> PROBLEM DESCRIPTION: Records follow. Select each line holding "Factory".

#### DATA PROVIDED ####

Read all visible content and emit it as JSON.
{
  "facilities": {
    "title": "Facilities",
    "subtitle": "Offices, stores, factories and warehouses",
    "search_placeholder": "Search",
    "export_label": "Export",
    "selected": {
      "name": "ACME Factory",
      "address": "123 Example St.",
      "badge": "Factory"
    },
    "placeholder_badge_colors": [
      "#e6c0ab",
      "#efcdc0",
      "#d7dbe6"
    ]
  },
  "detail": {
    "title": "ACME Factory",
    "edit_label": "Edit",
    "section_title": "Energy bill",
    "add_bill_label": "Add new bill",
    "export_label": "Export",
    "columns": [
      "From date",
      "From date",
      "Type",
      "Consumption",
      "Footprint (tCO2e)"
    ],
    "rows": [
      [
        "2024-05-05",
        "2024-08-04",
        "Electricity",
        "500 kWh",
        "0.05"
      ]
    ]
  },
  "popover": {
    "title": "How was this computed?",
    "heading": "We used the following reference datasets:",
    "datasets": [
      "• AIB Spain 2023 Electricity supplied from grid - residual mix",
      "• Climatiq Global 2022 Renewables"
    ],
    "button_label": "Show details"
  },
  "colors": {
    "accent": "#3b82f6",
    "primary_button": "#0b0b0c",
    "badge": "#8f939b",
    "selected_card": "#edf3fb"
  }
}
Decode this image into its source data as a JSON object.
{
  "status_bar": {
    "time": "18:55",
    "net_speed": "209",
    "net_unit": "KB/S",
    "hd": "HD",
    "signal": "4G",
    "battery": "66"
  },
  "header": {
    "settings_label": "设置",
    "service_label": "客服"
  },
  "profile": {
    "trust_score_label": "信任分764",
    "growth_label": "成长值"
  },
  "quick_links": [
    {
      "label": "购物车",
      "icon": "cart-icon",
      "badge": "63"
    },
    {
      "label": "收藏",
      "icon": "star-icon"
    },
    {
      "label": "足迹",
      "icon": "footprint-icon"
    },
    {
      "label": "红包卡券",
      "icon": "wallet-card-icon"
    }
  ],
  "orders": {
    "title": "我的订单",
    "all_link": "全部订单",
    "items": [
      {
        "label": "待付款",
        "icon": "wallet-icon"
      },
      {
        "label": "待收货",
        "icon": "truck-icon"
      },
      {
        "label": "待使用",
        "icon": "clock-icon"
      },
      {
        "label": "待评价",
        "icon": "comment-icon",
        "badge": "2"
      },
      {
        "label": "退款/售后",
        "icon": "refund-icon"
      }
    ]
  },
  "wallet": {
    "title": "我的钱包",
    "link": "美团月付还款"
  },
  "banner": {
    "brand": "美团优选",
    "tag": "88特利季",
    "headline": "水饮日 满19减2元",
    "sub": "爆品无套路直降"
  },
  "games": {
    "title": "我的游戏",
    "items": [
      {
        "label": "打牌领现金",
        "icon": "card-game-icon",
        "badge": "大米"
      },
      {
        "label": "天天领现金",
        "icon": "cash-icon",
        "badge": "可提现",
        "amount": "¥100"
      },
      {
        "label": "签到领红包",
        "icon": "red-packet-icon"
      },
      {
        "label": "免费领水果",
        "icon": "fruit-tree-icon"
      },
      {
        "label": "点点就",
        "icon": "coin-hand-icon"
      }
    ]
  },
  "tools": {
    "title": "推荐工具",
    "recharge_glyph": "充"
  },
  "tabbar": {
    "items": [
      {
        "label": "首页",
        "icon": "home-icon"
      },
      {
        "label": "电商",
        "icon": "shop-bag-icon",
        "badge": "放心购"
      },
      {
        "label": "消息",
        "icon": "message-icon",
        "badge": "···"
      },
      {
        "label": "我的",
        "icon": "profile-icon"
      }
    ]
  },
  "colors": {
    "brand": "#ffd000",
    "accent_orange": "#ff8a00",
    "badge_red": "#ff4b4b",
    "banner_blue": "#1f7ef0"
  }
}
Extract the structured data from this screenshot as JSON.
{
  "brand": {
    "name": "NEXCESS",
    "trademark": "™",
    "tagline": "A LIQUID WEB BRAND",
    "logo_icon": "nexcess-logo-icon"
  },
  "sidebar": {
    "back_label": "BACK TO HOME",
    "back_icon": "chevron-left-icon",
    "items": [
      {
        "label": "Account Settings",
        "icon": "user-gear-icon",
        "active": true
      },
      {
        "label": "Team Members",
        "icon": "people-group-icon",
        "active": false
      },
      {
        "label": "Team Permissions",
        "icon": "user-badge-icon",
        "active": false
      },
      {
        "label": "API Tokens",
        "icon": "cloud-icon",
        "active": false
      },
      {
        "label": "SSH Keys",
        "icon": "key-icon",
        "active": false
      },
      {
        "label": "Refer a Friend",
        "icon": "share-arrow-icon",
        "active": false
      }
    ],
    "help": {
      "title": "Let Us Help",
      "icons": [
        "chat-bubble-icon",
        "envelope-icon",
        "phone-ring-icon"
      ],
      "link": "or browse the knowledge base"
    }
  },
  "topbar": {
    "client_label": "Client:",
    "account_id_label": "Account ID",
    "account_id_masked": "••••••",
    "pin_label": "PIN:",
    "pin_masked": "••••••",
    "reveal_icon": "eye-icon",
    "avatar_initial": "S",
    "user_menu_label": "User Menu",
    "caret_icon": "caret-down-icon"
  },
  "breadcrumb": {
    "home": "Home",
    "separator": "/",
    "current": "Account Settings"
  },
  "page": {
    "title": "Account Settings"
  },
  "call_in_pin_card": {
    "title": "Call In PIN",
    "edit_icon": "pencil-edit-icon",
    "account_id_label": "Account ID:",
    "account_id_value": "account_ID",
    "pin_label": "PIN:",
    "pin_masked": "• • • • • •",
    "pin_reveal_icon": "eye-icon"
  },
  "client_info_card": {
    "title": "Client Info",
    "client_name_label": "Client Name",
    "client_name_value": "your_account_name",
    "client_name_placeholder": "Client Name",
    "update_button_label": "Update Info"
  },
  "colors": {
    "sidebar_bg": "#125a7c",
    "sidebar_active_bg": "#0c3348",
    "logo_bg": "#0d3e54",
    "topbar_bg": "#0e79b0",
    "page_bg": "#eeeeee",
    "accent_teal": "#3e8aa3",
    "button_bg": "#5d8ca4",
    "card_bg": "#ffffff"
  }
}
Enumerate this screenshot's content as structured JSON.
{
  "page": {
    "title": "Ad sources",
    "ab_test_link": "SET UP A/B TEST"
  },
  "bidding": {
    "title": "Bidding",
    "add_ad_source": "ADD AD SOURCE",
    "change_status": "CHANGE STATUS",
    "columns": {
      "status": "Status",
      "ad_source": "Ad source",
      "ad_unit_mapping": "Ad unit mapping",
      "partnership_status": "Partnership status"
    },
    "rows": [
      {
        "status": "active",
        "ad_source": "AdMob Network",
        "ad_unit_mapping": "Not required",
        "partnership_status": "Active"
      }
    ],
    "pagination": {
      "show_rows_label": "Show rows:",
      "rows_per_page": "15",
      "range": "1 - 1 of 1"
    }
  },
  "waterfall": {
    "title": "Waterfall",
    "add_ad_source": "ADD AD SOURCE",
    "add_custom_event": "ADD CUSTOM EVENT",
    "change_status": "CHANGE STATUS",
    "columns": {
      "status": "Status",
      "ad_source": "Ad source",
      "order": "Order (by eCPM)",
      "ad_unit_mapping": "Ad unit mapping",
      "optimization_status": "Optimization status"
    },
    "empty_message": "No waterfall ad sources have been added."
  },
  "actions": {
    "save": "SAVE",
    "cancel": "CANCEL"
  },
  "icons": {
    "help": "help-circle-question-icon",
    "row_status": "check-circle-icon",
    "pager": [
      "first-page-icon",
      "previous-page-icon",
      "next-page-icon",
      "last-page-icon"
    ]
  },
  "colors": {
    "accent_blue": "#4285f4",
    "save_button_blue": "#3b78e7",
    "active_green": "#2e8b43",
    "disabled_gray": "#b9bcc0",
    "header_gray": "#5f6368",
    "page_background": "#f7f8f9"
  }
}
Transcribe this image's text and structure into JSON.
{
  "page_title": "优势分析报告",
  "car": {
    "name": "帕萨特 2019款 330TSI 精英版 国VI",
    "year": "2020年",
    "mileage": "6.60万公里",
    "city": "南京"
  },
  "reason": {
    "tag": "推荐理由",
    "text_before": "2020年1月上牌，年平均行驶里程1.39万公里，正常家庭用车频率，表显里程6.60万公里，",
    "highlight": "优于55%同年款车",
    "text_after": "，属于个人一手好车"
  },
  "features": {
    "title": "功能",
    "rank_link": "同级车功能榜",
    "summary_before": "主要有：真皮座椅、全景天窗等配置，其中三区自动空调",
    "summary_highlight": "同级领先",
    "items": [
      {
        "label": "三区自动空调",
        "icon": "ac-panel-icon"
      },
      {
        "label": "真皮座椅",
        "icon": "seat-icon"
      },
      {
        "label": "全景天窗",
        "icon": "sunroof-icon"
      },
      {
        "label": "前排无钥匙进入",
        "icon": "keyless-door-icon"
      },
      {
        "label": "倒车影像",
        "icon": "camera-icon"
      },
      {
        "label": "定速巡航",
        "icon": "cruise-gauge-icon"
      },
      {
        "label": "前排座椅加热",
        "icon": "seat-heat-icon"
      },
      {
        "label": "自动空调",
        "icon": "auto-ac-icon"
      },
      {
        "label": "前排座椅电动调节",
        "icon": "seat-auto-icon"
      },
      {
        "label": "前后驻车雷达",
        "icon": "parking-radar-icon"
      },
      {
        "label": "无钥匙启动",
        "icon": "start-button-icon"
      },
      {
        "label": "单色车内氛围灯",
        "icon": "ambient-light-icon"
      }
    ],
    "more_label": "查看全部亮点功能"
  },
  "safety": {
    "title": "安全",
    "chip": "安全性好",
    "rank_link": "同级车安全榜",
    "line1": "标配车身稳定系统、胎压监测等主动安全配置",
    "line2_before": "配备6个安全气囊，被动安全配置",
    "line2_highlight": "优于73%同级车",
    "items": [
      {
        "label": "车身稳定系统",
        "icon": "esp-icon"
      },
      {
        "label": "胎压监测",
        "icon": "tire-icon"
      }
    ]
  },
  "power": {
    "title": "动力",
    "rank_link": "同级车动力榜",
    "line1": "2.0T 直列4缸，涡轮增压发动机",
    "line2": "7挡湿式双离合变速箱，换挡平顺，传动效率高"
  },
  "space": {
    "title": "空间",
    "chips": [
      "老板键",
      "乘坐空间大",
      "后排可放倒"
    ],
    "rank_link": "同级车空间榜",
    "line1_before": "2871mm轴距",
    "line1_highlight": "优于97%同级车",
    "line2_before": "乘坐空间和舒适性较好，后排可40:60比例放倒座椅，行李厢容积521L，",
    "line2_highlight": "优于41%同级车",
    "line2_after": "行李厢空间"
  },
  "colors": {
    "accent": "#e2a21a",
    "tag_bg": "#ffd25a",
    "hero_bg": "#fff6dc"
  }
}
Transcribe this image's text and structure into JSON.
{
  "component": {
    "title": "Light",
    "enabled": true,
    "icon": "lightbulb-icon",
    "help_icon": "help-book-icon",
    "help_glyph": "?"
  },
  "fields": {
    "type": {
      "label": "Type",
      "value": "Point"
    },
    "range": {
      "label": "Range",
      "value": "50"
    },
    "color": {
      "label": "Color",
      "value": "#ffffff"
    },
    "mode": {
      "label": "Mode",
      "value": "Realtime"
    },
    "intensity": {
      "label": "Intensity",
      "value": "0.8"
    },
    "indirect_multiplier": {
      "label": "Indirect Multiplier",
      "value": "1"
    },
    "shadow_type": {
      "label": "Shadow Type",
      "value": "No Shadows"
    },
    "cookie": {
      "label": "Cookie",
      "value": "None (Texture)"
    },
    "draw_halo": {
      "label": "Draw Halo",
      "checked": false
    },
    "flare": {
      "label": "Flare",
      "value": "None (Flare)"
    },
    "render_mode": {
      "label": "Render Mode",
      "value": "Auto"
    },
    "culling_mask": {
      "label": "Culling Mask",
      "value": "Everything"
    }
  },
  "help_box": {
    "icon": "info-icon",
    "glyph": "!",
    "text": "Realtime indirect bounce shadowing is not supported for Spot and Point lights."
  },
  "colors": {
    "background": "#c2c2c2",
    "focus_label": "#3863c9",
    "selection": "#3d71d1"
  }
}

####

> SOLUTION TO THE EXERCISE:
      "name": "ACME Factory",
      "badge": "Factory"
    "title": "ACME Factory",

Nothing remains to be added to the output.